In your copy, leave out the pictures; write out all the data exactly.

[Dataset items]
•••••
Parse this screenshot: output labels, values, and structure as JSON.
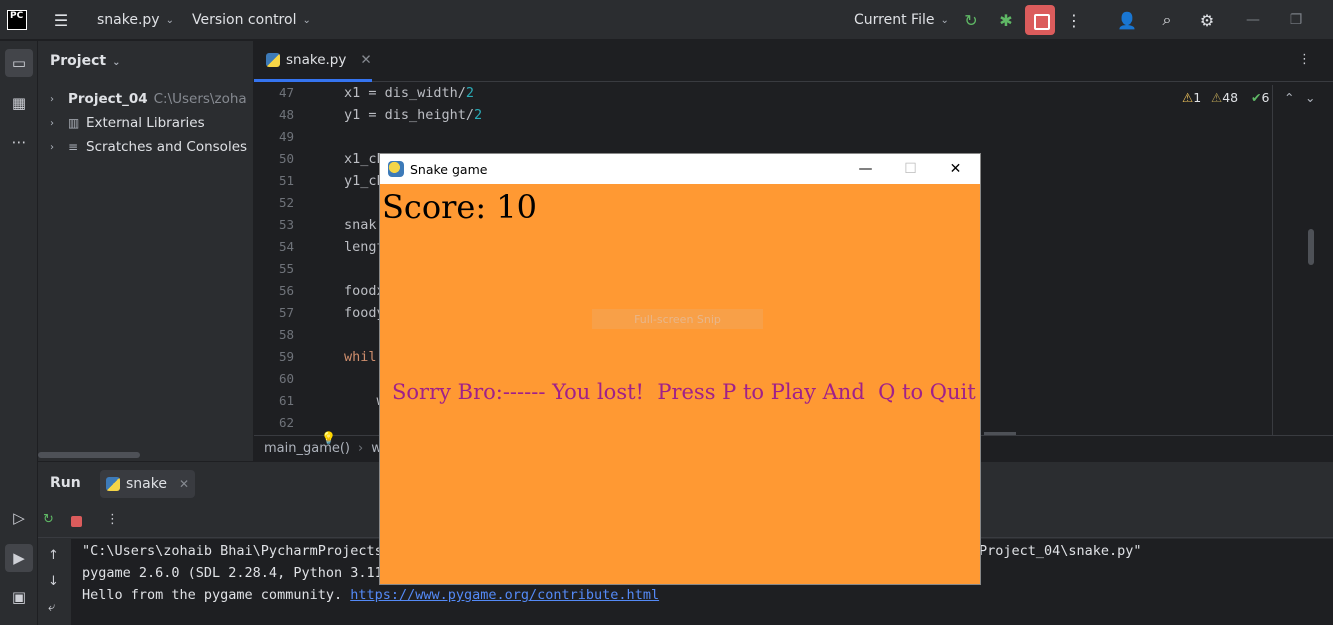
{
  "titlebar": {
    "logo": "PC",
    "file_menu": "snake.py",
    "vcs_menu": "Version control",
    "run_config": "Current File"
  },
  "icons": {
    "menu": "hamburger-icon",
    "rerun": "rerun-icon",
    "debug": "bug-icon",
    "stop": "stop-icon",
    "more": "more-icon",
    "profile": "add-user-icon",
    "search": "search-icon",
    "settings": "gear-icon"
  },
  "project": {
    "title": "Project",
    "items": [
      {
        "label": "Project_04",
        "path": "C:\\Users\\zoha"
      },
      {
        "label": "External Libraries"
      },
      {
        "label": "Scratches and Consoles"
      }
    ]
  },
  "editor": {
    "tab_label": "snake.py",
    "lines": [
      {
        "n": "47",
        "code": "x1 = dis_width/",
        "num": "2"
      },
      {
        "n": "48",
        "code": "y1 = dis_height/",
        "num": "2"
      },
      {
        "n": "49",
        "code": ""
      },
      {
        "n": "50",
        "code": "x1_ch"
      },
      {
        "n": "51",
        "code": "y1_ch"
      },
      {
        "n": "52",
        "code": ""
      },
      {
        "n": "53",
        "code": "snak"
      },
      {
        "n": "54",
        "code": "lengt"
      },
      {
        "n": "55",
        "code": ""
      },
      {
        "n": "56",
        "code": "foodx"
      },
      {
        "n": "57",
        "code": "foody"
      },
      {
        "n": "58",
        "code": ""
      },
      {
        "n": "59",
        "code": "whil",
        "kw": true
      },
      {
        "n": "60",
        "code": ""
      },
      {
        "n": "61",
        "code": "    w"
      },
      {
        "n": "62",
        "code": ""
      }
    ],
    "warnings": "1",
    "weak_warnings": "48",
    "typos": "6",
    "breadcrumb_fn": "main_game()",
    "breadcrumb_rest": "wh"
  },
  "run": {
    "title": "Run",
    "tab_label": "snake",
    "console": [
      "\"C:\\Users\\zohaib Bhai\\PycharmProjects",
      "pygame 2.6.0 (SDL 2.28.4, Python 3.11",
      "Hello from the pygame community. "
    ],
    "console_right": "Project_04\\snake.py\"",
    "link": "https://www.pygame.org/contribute.html"
  },
  "game": {
    "window_title": "Snake game",
    "score_text": "Score: 10",
    "snip_text": "Full-screen Snip",
    "message": "Sorry Bro:------ You lost!  Press P to Play And  Q to Quit",
    "background": "#ff9933",
    "message_color": "#a0208a"
  }
}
•••••
(Response for this exercise)
Parse this screenshot: output labels, values, and structure as JSON.
{
  "titlebar": {
    "logo": "PC",
    "file_menu": "snake.py",
    "vcs_menu": "Version control",
    "run_config": "Current File"
  },
  "icons": {
    "menu": "hamburger-icon",
    "rerun": "rerun-icon",
    "debug": "bug-icon",
    "stop": "stop-icon",
    "more": "more-icon",
    "profile": "add-user-icon",
    "search": "search-icon",
    "settings": "gear-icon"
  },
  "project": {
    "title": "Project",
    "items": [
      {
        "label": "Project_04",
        "path": "C:\\Users\\zoha"
      },
      {
        "label": "External Libraries"
      },
      {
        "label": "Scratches and Consoles"
      }
    ]
  },
  "editor": {
    "tab_label": "snake.py",
    "lines": [
      {
        "n": "47",
        "code": "x1 = dis_width/",
        "num": "2"
      },
      {
        "n": "48",
        "code": "y1 = dis_height/",
        "num": "2"
      },
      {
        "n": "49",
        "code": ""
      },
      {
        "n": "50",
        "code": "x1_ch"
      },
      {
        "n": "51",
        "code": "y1_ch"
      },
      {
        "n": "52",
        "code": ""
      },
      {
        "n": "53",
        "code": "snak"
      },
      {
        "n": "54",
        "code": "lengt"
      },
      {
        "n": "55",
        "code": ""
      },
      {
        "n": "56",
        "code": "foodx"
      },
      {
        "n": "57",
        "code": "foody"
      },
      {
        "n": "58",
        "code": ""
      },
      {
        "n": "59",
        "code": "whil",
        "kw": true
      },
      {
        "n": "60",
        "code": ""
      },
      {
        "n": "61",
        "code": "    w"
      },
      {
        "n": "62",
        "code": ""
      }
    ],
    "warnings": "1",
    "weak_warnings": "48",
    "typos": "6",
    "breadcrumb_fn": "main_game()",
    "breadcrumb_rest": "wh"
  },
  "run": {
    "title": "Run",
    "tab_label": "snake",
    "console": [
      "\"C:\\Users\\zohaib Bhai\\PycharmProjects",
      "pygame 2.6.0 (SDL 2.28.4, Python 3.11",
      "Hello from the pygame community. "
    ],
    "console_right": "Project_04\\snake.py\"",
    "link": "https://www.pygame.org/contribute.html"
  },
  "game": {
    "window_title": "Snake game",
    "score_text": "Score: 10",
    "snip_text": "Full-screen Snip",
    "message": "Sorry Bro:------ You lost!  Press P to Play And  Q to Quit",
    "background": "#ff9933",
    "message_color": "#a0208a"
  }
}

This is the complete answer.